◆ **Short exercise**: In the material below, reproduce the lines from the one containing "symbols-panel-icon[interactable]: ♣ <box>1009" through the one containing "slider-knob-y[interactable] <box>916 114", renaming "stroke" to "outline" wherever it occurs and leaving everything else unchanged.

[Element box annotations]
* * *
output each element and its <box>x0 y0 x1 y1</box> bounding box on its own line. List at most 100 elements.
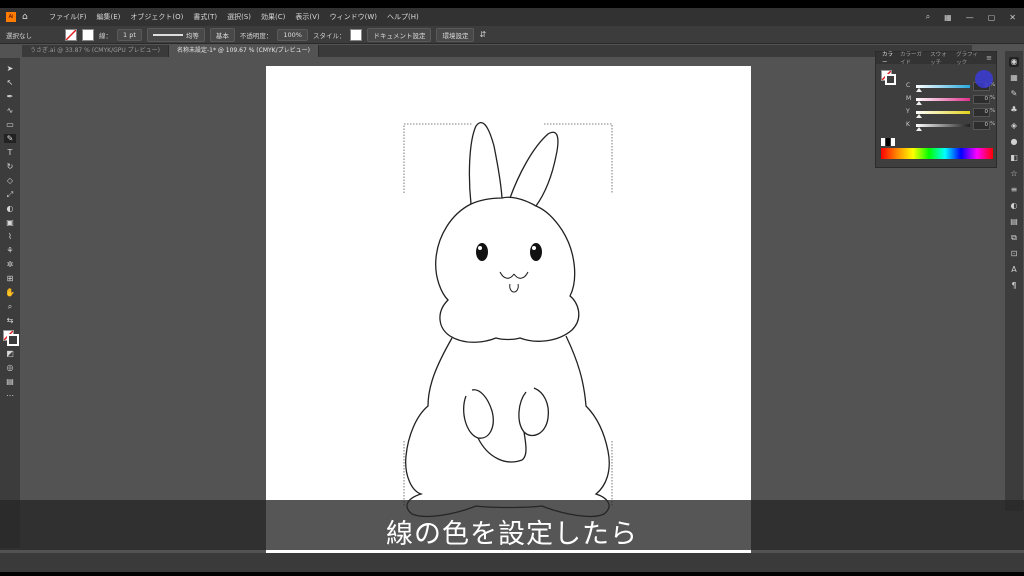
symbols-panel-icon[interactable]: ♣ <box>1009 105 1019 115</box>
stroke-profile-select[interactable]: 均等 <box>146 27 205 42</box>
curvature-tool-icon[interactable]: ∿ <box>4 106 16 115</box>
menu-view[interactable]: 表示(V) <box>290 12 324 22</box>
stroke-swatch[interactable] <box>82 28 94 41</box>
shape-builder-tool-icon[interactable]: ◐ <box>4 204 16 213</box>
rabbit-head <box>435 196 580 343</box>
eyedropper-tool-icon[interactable]: ⌇ <box>4 232 16 241</box>
rectangle-tool-icon[interactable]: ▭ <box>4 120 16 129</box>
slider-label-k: K <box>906 121 910 128</box>
paragraph-panel-icon[interactable]: ¶ <box>1009 281 1019 291</box>
layers-panel-icon[interactable]: ◈ <box>1009 121 1019 131</box>
style-swatch[interactable] <box>350 28 363 41</box>
appearance-panel-icon[interactable]: ● <box>1009 137 1019 147</box>
arrange-icon[interactable]: ⇵ <box>479 30 486 39</box>
color-mode-icon[interactable]: ◩ <box>4 349 16 358</box>
draw-mode-icon[interactable]: ◎ <box>4 363 16 372</box>
color-panel: カラー カラーガイド スウォッチ グラフィック ≡ C0%M0%Y0%K0% <box>875 51 997 168</box>
black-chip[interactable] <box>886 138 890 146</box>
spectrum-white-black[interactable] <box>881 138 895 146</box>
more-tools-icon[interactable]: ⋯ <box>4 391 16 400</box>
stroke-weight-field[interactable]: 1 pt <box>117 28 142 41</box>
preferences-button[interactable]: 環境設定 <box>436 27 475 42</box>
swatches-panel-icon[interactable]: ▦ <box>1009 73 1019 83</box>
tab-swatches[interactable]: スウォッチ <box>930 50 950 66</box>
home-icon[interactable]: ⌂ <box>22 12 32 22</box>
brushes-panel-icon[interactable]: ✎ <box>1009 89 1019 99</box>
pen-tool-icon[interactable]: ✒ <box>4 92 16 101</box>
scale-tool-icon[interactable]: ⤢ <box>4 190 16 199</box>
artboard[interactable] <box>266 66 751 556</box>
status-bar <box>0 553 1024 572</box>
cursor-highlight <box>975 70 993 88</box>
artboard-tool-icon[interactable]: ⊞ <box>4 274 16 283</box>
minimize-icon[interactable]: — <box>966 13 974 22</box>
slider-track-y[interactable] <box>916 111 970 114</box>
libraries-icon[interactable]: ☆ <box>1009 169 1019 179</box>
slider-value-k[interactable]: 0 <box>973 121 990 130</box>
panel-menu-icon[interactable]: ≡ <box>986 54 992 62</box>
slider-knob-y[interactable] <box>916 114 922 118</box>
gradient-tool-icon[interactable]: ▣ <box>4 218 16 227</box>
stroke-swatch-tool[interactable] <box>7 334 19 346</box>
symbol-sprayer-tool-icon[interactable]: ✲ <box>4 260 16 269</box>
screen-mode-icon[interactable]: ▤ <box>4 377 16 386</box>
white-chip[interactable] <box>881 138 885 146</box>
style-label: スタイル： <box>312 31 346 40</box>
blend-tool-icon[interactable]: ⚘ <box>4 246 16 255</box>
menu-file[interactable]: ファイル(F) <box>44 12 92 22</box>
fill-stroke-swatches[interactable] <box>3 330 19 346</box>
tab-graphic[interactable]: グラフィック <box>956 50 980 66</box>
tab-color[interactable]: カラー <box>882 50 894 66</box>
slider-value-y[interactable]: 0 <box>973 108 990 117</box>
hand-tool-icon[interactable]: ✋ <box>4 288 16 297</box>
opacity-field[interactable]: 100% <box>277 28 308 41</box>
slider-value-m[interactable]: 0 <box>973 95 990 104</box>
menu-type[interactable]: 書式(T) <box>188 12 222 22</box>
document-settings-button[interactable]: ドキュメント設定 <box>367 27 432 42</box>
menu-window[interactable]: ウィンドウ(W) <box>325 12 382 22</box>
opacity-label: 不透明度： <box>239 31 273 40</box>
slider-knob-k[interactable] <box>916 127 922 131</box>
paintbrush-tool-icon[interactable]: ✎ <box>4 134 16 143</box>
align-panel-icon[interactable]: ▤ <box>1009 217 1019 227</box>
type-tool-icon[interactable]: T <box>4 148 16 157</box>
selection-tool-icon[interactable]: ➤ <box>4 64 16 73</box>
search-icon[interactable]: ⌕ <box>926 12 930 22</box>
tab-untitled[interactable]: 名称未設定-1* @ 109.67 % (CMYK/プレビュー) <box>169 45 319 57</box>
stroke-panel-icon[interactable]: ≡ <box>1009 185 1019 195</box>
graphic-styles-icon[interactable]: ◧ <box>1009 153 1019 163</box>
close-icon[interactable]: ✕ <box>1009 13 1016 22</box>
rabbit-right-eye <box>530 243 542 261</box>
slider-knob-c[interactable] <box>916 88 922 92</box>
brush-select[interactable]: 基本 <box>209 27 235 42</box>
pathfinder-icon[interactable]: ⧉ <box>1009 233 1019 243</box>
direct-selection-tool-icon[interactable]: ↖ <box>4 78 16 87</box>
rabbit-drawing[interactable] <box>266 66 751 556</box>
menu-edit[interactable]: 編集(E) <box>92 12 126 22</box>
slider-track-m[interactable] <box>916 98 970 101</box>
transparency-panel-icon[interactable]: ◐ <box>1009 201 1019 211</box>
control-bar: 選択なし 線： 1 pt 均等 基本 不透明度： 100% スタイル： ドキュメ… <box>0 26 1024 44</box>
transform-panel-icon[interactable]: ⊡ <box>1009 249 1019 259</box>
slider-track-k[interactable] <box>916 124 970 127</box>
zoom-tool-icon[interactable]: ⌕ <box>4 302 16 311</box>
maximize-icon[interactable]: ▢ <box>988 13 996 22</box>
menu-select[interactable]: 選択(S) <box>222 12 256 22</box>
rotate-tool-icon[interactable]: ↻ <box>4 162 16 171</box>
eraser-tool-icon[interactable]: ◇ <box>4 176 16 185</box>
swap-colors-icon[interactable]: ⇆ <box>4 316 16 325</box>
white-chip-2[interactable] <box>891 138 895 146</box>
menu-effect[interactable]: 効果(C) <box>256 12 290 22</box>
workspace-icon[interactable]: ▦ <box>944 13 952 22</box>
slider-track-c[interactable] <box>916 85 970 88</box>
color-spectrum[interactable] <box>881 148 993 159</box>
character-panel-icon[interactable]: A <box>1009 265 1019 275</box>
menu-object[interactable]: オブジェクト(O) <box>125 12 188 22</box>
menu-help[interactable]: ヘルプ(H) <box>382 12 424 22</box>
color-panel-icon[interactable]: ◉ <box>1009 57 1019 67</box>
slider-knob-m[interactable] <box>916 101 922 105</box>
tab-usagi[interactable]: うさぎ.ai @ 33.87 % (CMYK/GPU プレビュー) <box>22 45 169 57</box>
rabbit-mouth <box>499 271 529 279</box>
fill-none-icon[interactable] <box>65 28 77 41</box>
tab-color-guide[interactable]: カラーガイド <box>900 50 924 66</box>
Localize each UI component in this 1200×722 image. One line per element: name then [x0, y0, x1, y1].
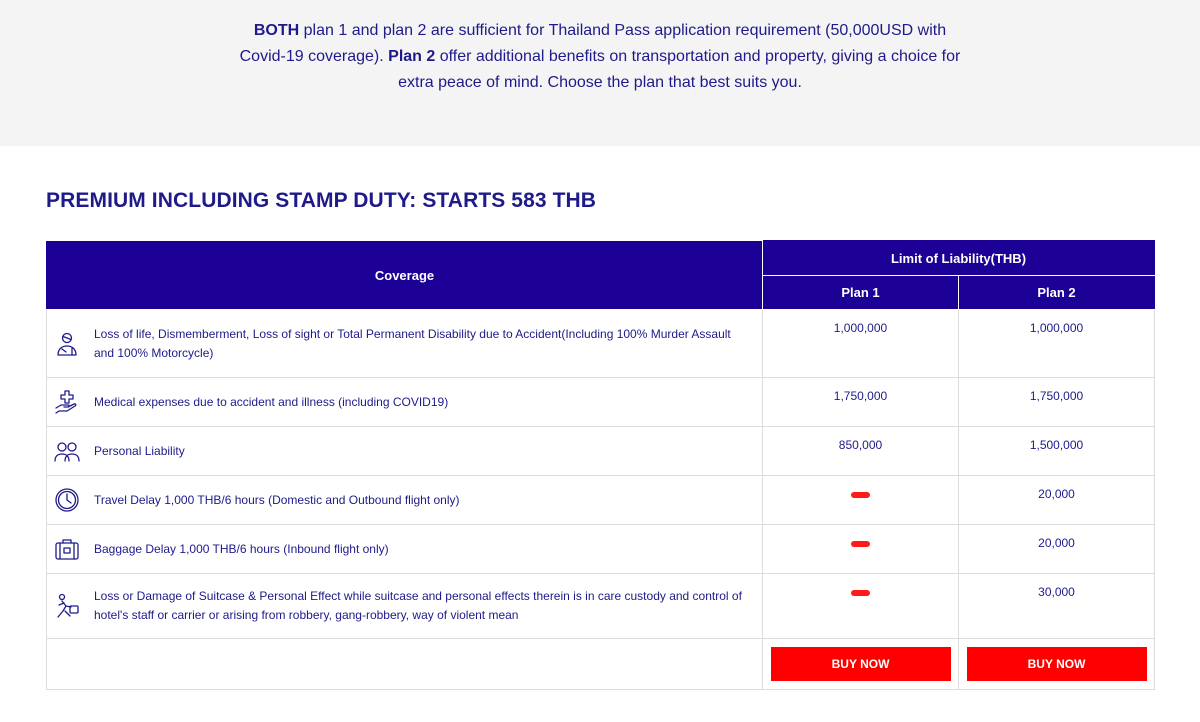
- coverage-cell: Travel Delay 1,000 THB/6 hours (Domestic…: [46, 475, 763, 525]
- coverage-cell: Loss or Damage of Suitcase & Personal Ef…: [46, 573, 763, 639]
- plan2-value: 1,750,000: [957, 377, 1156, 427]
- coverage-header: Coverage: [46, 240, 763, 310]
- intro-text-part2: offer additional benefits on transportat…: [398, 48, 961, 91]
- plan1-value: [762, 475, 959, 525]
- not-covered-dash: [851, 590, 870, 596]
- coverage-text: Loss of life, Dismemberment, Loss of sig…: [94, 326, 731, 360]
- plan2-value: 20,000: [957, 475, 1156, 525]
- intro-banner: BOTH plan 1 and plan 2 are sufficient fo…: [0, 0, 1200, 146]
- premium-title: PREMIUM INCLUDING STAMP DUTY: STARTS 583…: [46, 189, 597, 212]
- limit-header: Limit of Liability(THB): [761, 240, 1156, 276]
- medical-hand-icon: [53, 388, 81, 416]
- clock-icon: [53, 486, 81, 514]
- coverage-text: Loss or Damage of Suitcase & Personal Ef…: [94, 589, 742, 622]
- plan2-buy-cell: BUY NOW: [957, 638, 1156, 690]
- plan2-value: 30,000: [957, 573, 1156, 639]
- intro-text: BOTH plan 1 and plan 2 are sufficient fo…: [230, 18, 970, 96]
- coverage-cell: Loss of life, Dismemberment, Loss of sig…: [46, 309, 763, 378]
- coverage-text: Baggage Delay 1,000 THB/6 hours (Inbound…: [94, 541, 389, 556]
- plan2-value: 20,000: [957, 524, 1156, 574]
- coverage-cell: Medical expenses due to accident and ill…: [46, 377, 763, 427]
- people-icon: [53, 437, 81, 465]
- table-row: Medical expenses due to accident and ill…: [46, 377, 1156, 427]
- coverage-cell: Baggage Delay 1,000 THB/6 hours (Inbound…: [46, 524, 763, 574]
- table-row: Travel Delay 1,000 THB/6 hours (Domestic…: [46, 475, 1156, 525]
- buy-row: BUY NOW BUY NOW: [46, 638, 1156, 690]
- table-row: Baggage Delay 1,000 THB/6 hours (Inbound…: [46, 524, 1156, 574]
- plan1-buy-now-button[interactable]: BUY NOW: [770, 647, 951, 681]
- plan2-value: 1,500,000: [957, 426, 1156, 476]
- plan2-buy-now-button[interactable]: BUY NOW: [966, 647, 1147, 681]
- coverage-text: Medical expenses due to accident and ill…: [94, 394, 449, 409]
- table-row: Loss or Damage of Suitcase & Personal Ef…: [46, 573, 1156, 639]
- coverage-table: Coverage Limit of Liability(THB) Plan 1 …: [46, 240, 1156, 690]
- suitcase-icon: [53, 535, 81, 563]
- plan1-value: 1,750,000: [762, 377, 959, 427]
- plan1-header: Plan 1: [762, 275, 959, 310]
- plan1-value: [762, 573, 959, 639]
- plan1-value: 850,000: [762, 426, 959, 476]
- coverage-text: Travel Delay 1,000 THB/6 hours (Domestic…: [94, 492, 460, 507]
- intro-both: BOTH: [253, 22, 300, 39]
- plan2-value: 1,000,000: [957, 309, 1156, 378]
- not-covered-dash: [851, 541, 870, 547]
- coverage-text: Personal Liability: [94, 443, 185, 458]
- running-thief-icon: [53, 592, 81, 620]
- intro-plan2: Plan 2: [388, 48, 436, 65]
- not-covered-dash: [851, 492, 870, 498]
- table-row: Loss of life, Dismemberment, Loss of sig…: [46, 309, 1156, 378]
- buy-row-empty-cell: [46, 638, 763, 690]
- plan1-value: 1,000,000: [762, 309, 959, 378]
- injured-person-icon: [53, 330, 81, 358]
- table-row: Personal Liability 850,000 1,500,000: [46, 426, 1156, 476]
- plan1-value: [762, 524, 959, 574]
- plan1-buy-cell: BUY NOW: [762, 638, 959, 690]
- plan2-header: Plan 2: [957, 275, 1156, 310]
- coverage-cell: Personal Liability: [46, 426, 763, 476]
* * *
◆ **Task response**:
symbols-panel-icon[interactable]: ♣ <box>1009 105 1019 115</box>
outline-profile-select[interactable]: 均等 <box>146 27 205 42</box>
curvature-tool-icon[interactable]: ∿ <box>4 106 16 115</box>
menu-view[interactable]: 表示(V) <box>290 12 324 22</box>
outline-swatch[interactable] <box>82 28 94 41</box>
shape-builder-tool-icon[interactable]: ◐ <box>4 204 16 213</box>
rabbit-head <box>435 196 580 343</box>
eyedropper-tool-icon[interactable]: ⌇ <box>4 232 16 241</box>
rectangle-tool-icon[interactable]: ▭ <box>4 120 16 129</box>
slider-label-k: K <box>906 121 910 128</box>
paragraph-panel-icon[interactable]: ¶ <box>1009 281 1019 291</box>
layers-panel-icon[interactable]: ◈ <box>1009 121 1019 131</box>
style-swatch[interactable] <box>350 28 363 41</box>
appearance-panel-icon[interactable]: ● <box>1009 137 1019 147</box>
arrange-icon[interactable]: ⇵ <box>479 30 486 39</box>
color-mode-icon[interactable]: ◩ <box>4 349 16 358</box>
draw-mode-icon[interactable]: ◎ <box>4 363 16 372</box>
color-panel: カラー カラーガイド スウォッチ グラフィック ≡ C0%M0%Y0%K0% <box>875 51 997 168</box>
black-chip[interactable] <box>886 138 890 146</box>
spectrum-white-black[interactable] <box>881 138 895 146</box>
more-tools-icon[interactable]: ⋯ <box>4 391 16 400</box>
outline-weight-field[interactable]: 1 pt <box>117 28 142 41</box>
preferences-button[interactable]: 環境設定 <box>436 27 475 42</box>
swatches-panel-icon[interactable]: ▦ <box>1009 73 1019 83</box>
tab-swatches[interactable]: スウォッチ <box>930 50 950 66</box>
home-icon[interactable]: ⌂ <box>22 12 32 22</box>
brushes-panel-icon[interactable]: ✎ <box>1009 89 1019 99</box>
pen-tool-icon[interactable]: ✒ <box>4 92 16 101</box>
scale-tool-icon[interactable]: ⤢ <box>4 190 16 199</box>
artboard[interactable] <box>266 66 751 556</box>
status-bar <box>0 553 1024 572</box>
cursor-highlight <box>975 70 993 88</box>
artboard-tool-icon[interactable]: ⊞ <box>4 274 16 283</box>
minimize-icon[interactable]: — <box>966 13 974 22</box>
slider-track-y[interactable] <box>916 111 970 114</box>
libraries-icon[interactable]: ☆ <box>1009 169 1019 179</box>
slider-value-k[interactable]: 0 <box>973 121 990 130</box>
panel-menu-icon[interactable]: ≡ <box>986 54 992 62</box>
slider-knob-y[interactable] <box>916 114 922 118</box>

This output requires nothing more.